(Box coordinate listings)
((

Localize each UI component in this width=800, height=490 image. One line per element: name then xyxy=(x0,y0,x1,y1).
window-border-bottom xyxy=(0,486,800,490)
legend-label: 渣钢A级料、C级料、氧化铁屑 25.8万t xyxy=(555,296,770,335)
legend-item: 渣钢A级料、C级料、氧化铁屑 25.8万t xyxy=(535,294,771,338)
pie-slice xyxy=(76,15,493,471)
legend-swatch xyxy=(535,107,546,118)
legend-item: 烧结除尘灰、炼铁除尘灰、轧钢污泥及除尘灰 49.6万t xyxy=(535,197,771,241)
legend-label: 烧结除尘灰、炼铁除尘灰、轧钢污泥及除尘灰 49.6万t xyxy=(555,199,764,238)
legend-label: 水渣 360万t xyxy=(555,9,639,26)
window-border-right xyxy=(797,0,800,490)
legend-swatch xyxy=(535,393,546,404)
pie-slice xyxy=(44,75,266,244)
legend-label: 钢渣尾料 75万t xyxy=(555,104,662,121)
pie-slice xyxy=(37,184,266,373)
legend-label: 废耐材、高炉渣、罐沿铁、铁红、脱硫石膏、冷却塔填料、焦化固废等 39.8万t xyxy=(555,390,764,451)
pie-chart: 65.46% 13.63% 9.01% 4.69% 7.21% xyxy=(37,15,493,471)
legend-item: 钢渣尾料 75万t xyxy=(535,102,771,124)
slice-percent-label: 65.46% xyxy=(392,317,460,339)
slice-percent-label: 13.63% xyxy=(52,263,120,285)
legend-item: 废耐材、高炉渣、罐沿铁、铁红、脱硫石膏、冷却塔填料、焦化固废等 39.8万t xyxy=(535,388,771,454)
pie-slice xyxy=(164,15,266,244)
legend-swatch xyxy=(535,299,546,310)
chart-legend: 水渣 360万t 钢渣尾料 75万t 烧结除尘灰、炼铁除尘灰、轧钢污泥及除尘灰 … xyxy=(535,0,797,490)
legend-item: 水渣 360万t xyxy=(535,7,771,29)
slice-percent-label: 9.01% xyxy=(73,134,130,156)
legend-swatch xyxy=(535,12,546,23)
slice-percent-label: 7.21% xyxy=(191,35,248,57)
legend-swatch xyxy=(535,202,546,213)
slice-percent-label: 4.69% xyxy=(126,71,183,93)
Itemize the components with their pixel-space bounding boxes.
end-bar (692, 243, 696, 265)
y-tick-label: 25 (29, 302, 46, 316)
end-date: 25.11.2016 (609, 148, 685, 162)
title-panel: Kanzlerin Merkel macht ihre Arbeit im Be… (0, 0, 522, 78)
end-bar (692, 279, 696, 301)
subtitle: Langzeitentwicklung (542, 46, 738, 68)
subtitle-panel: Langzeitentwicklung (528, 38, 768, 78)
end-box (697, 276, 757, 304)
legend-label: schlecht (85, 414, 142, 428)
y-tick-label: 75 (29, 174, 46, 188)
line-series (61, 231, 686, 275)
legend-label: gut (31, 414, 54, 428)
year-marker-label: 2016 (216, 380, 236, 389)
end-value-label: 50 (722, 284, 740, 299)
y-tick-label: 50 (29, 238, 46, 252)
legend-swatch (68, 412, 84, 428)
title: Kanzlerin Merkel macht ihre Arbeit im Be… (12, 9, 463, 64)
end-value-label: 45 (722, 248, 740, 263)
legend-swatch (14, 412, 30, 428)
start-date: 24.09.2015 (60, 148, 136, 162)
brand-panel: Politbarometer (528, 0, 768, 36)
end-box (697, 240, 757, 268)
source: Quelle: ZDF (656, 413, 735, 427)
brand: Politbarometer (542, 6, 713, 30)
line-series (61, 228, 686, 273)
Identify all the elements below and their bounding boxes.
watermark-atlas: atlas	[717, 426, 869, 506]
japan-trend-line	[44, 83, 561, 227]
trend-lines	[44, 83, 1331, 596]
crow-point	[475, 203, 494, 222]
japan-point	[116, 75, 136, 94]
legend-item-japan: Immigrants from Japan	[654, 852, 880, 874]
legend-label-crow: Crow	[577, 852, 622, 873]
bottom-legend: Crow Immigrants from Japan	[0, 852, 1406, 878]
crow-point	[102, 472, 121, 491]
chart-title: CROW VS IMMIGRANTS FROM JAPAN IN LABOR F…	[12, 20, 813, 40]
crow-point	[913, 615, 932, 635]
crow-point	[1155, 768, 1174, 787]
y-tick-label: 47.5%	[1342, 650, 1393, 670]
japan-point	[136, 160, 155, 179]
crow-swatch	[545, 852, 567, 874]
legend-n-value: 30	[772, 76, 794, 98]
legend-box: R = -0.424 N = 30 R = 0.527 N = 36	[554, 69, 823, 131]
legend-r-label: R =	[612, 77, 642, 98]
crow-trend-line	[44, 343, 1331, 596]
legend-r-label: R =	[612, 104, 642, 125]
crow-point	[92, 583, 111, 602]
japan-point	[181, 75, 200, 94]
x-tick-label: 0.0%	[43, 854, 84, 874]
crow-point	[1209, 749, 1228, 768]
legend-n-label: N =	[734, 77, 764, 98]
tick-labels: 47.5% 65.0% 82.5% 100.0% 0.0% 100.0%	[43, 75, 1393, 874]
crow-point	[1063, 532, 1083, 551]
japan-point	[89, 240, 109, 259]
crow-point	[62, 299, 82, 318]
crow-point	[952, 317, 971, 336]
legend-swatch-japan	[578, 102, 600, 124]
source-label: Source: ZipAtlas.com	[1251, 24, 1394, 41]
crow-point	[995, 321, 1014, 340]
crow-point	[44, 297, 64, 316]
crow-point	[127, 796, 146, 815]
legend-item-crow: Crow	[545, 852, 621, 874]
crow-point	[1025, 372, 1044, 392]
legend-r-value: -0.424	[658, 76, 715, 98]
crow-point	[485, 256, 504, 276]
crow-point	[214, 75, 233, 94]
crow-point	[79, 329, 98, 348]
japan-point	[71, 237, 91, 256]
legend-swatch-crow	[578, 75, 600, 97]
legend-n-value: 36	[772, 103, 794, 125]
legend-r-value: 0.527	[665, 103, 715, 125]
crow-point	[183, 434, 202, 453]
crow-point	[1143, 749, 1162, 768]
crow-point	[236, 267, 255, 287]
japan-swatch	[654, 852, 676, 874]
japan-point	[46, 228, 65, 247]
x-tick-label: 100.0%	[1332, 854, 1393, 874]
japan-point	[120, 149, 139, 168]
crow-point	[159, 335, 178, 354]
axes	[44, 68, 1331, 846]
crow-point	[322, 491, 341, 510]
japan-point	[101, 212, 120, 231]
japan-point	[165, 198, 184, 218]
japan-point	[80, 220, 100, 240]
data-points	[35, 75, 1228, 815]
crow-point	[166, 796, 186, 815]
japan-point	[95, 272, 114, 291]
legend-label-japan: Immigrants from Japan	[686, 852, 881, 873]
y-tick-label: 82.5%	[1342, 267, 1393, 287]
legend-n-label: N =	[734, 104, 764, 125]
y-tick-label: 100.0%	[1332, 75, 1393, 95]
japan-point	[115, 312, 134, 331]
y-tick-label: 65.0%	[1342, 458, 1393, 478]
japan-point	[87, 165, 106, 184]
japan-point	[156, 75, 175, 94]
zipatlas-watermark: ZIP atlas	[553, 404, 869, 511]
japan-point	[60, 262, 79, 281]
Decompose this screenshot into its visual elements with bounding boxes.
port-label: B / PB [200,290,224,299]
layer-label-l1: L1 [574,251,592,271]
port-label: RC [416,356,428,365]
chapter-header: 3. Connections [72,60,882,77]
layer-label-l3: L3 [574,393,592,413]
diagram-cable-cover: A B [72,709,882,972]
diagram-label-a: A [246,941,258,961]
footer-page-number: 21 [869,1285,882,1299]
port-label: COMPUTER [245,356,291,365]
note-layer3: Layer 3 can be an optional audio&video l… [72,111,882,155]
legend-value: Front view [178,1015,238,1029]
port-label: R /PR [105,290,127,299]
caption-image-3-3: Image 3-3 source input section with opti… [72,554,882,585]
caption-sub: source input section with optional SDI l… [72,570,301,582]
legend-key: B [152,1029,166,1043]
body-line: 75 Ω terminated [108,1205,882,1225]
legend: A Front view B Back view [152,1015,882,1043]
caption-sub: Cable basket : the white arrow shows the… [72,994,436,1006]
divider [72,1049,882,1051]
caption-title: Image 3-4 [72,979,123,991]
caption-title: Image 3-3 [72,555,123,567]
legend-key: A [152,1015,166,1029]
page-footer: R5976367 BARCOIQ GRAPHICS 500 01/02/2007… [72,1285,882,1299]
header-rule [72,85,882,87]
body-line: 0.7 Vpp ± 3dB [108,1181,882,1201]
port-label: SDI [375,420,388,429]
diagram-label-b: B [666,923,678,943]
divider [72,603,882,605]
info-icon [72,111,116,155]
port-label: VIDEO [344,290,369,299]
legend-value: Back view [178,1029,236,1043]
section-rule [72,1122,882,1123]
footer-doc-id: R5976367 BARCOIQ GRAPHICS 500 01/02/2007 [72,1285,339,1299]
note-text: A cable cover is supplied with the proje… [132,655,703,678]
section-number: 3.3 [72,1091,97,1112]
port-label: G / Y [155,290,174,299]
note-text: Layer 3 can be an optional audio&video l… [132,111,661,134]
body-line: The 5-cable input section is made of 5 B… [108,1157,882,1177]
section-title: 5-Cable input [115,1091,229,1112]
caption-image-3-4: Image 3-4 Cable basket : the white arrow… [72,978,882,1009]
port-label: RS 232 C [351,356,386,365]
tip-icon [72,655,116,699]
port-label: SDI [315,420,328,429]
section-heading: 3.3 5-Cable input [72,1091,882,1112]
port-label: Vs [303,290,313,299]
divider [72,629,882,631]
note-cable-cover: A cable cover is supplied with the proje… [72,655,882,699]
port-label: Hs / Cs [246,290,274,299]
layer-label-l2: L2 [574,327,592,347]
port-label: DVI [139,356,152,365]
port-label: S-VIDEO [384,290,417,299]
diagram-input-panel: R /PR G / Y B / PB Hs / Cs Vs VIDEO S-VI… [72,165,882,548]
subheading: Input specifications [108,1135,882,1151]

))

In the stretch from the start of the listing through the line containing "pie-slice xyxy=(164,15,266,244)", rename "legend-swatch" to "color-key". Give those lines back with everything else left the same.

Localize each UI component in this width=800, height=490 image. One line per element: name then xyxy=(x0,y0,x1,y1).
window-border-bottom xyxy=(0,486,800,490)
legend-label: 渣钢A级料、C级料、氧化铁屑 25.8万t xyxy=(555,296,770,335)
legend-item: 渣钢A级料、C级料、氧化铁屑 25.8万t xyxy=(535,294,771,338)
pie-slice xyxy=(76,15,493,471)
color-key xyxy=(535,107,546,118)
legend-item: 烧结除尘灰、炼铁除尘灰、轧钢污泥及除尘灰 49.6万t xyxy=(535,197,771,241)
legend-label: 烧结除尘灰、炼铁除尘灰、轧钢污泥及除尘灰 49.6万t xyxy=(555,199,764,238)
legend-label: 水渣 360万t xyxy=(555,9,639,26)
window-border-right xyxy=(797,0,800,490)
color-key xyxy=(535,393,546,404)
pie-slice xyxy=(44,75,266,244)
legend-label: 钢渣尾料 75万t xyxy=(555,104,662,121)
pie-slice xyxy=(37,184,266,373)
legend-label: 废耐材、高炉渣、罐沿铁、铁红、脱硫石膏、冷却塔填料、焦化固废等 39.8万t xyxy=(555,390,764,451)
pie-chart: 65.46% 13.63% 9.01% 4.69% 7.21% xyxy=(37,15,493,471)
legend-item: 钢渣尾料 75万t xyxy=(535,102,771,124)
slice-percent-label: 65.46% xyxy=(392,317,460,339)
slice-percent-label: 13.63% xyxy=(52,263,120,285)
legend-item: 废耐材、高炉渣、罐沿铁、铁红、脱硫石膏、冷却塔填料、焦化固废等 39.8万t xyxy=(535,388,771,454)
pie-slice xyxy=(164,15,266,244)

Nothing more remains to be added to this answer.